Extract to read:
Start

Himilsbach had been first and foremost a stoneworker (working at Warsaw's Powązki Cemetery) and that was for him an important source of pride, but also a way to distinguish himself among the usual literary and artistic circles.
Himilsbach's literary debut (The Miniature Portrait / Monidło), published by the prestigious State Publishing Institute, became a literary sensation that shook the writing world. It was difficult to draw a clear distinction between the text and its author, just as it would be difficult, later, to tell whether in his film roles Himilsbach was playing characters or whether he was playing Himilsbach. Maria Malatyńska wrote:
What fortunate alignment of stars should we thank for Jan Himilsbach's irruption into Polish cinema when it was most in need of him?

End

Provided material:
Start

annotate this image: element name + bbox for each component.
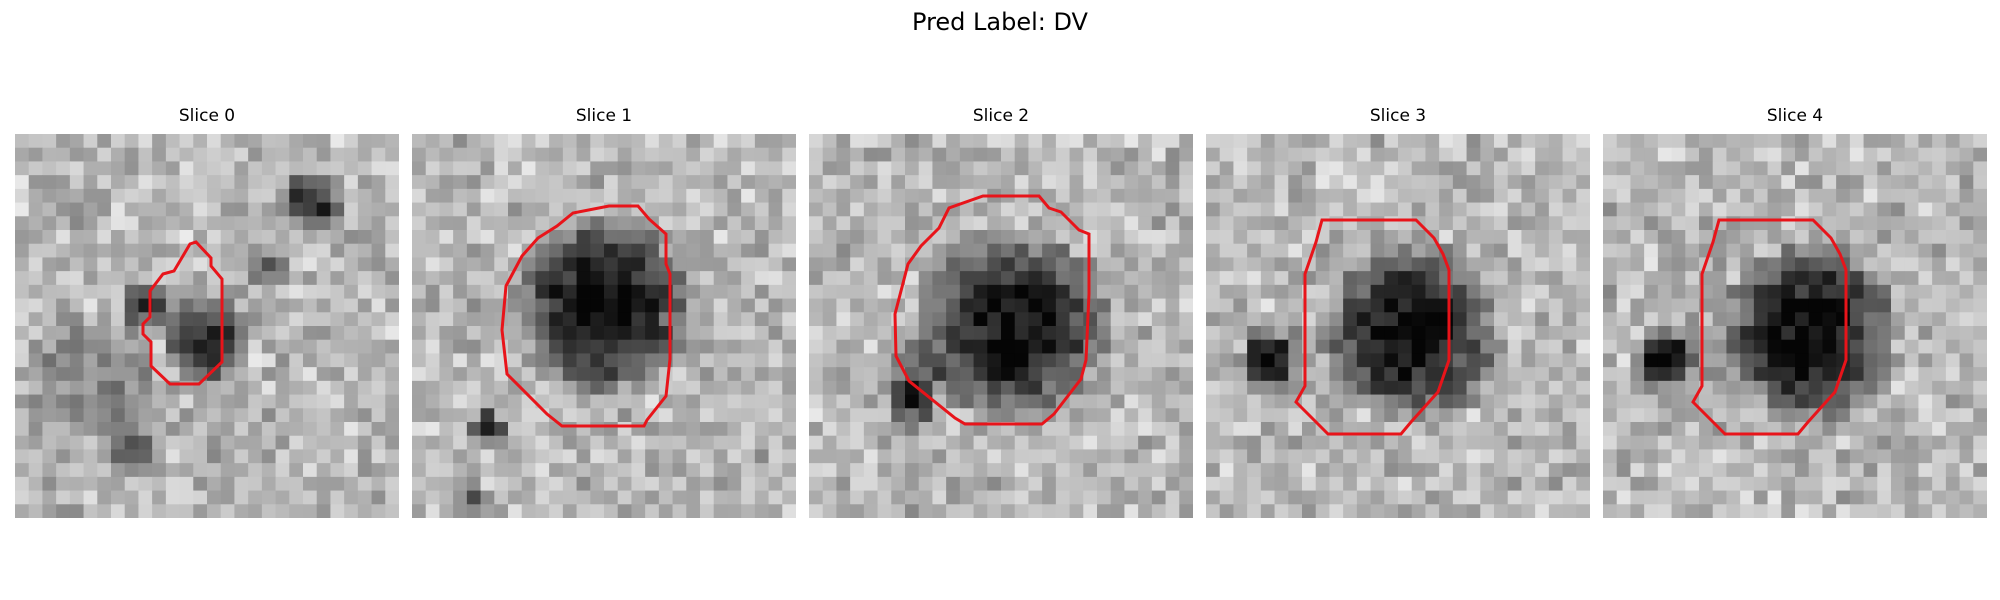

End

Set tasks:
**a.** Copy out the passage on Jan Himilsbach between "Himilsbach had been" and "and artistic circles.", inclusive.
**b.** According to the passage on Jan Himilsbach, where did he work as a stoneworker?

Solutions in order:
**a.**
Himilsbach had been first and foremost a stoneworker (working at Warsaw's Powązki Cemetery) and that was for him an important source of pride, but also a way to distinguish himself among the usual literary and artistic circles.

**b.** At Warsaw's Powązki Cemetery.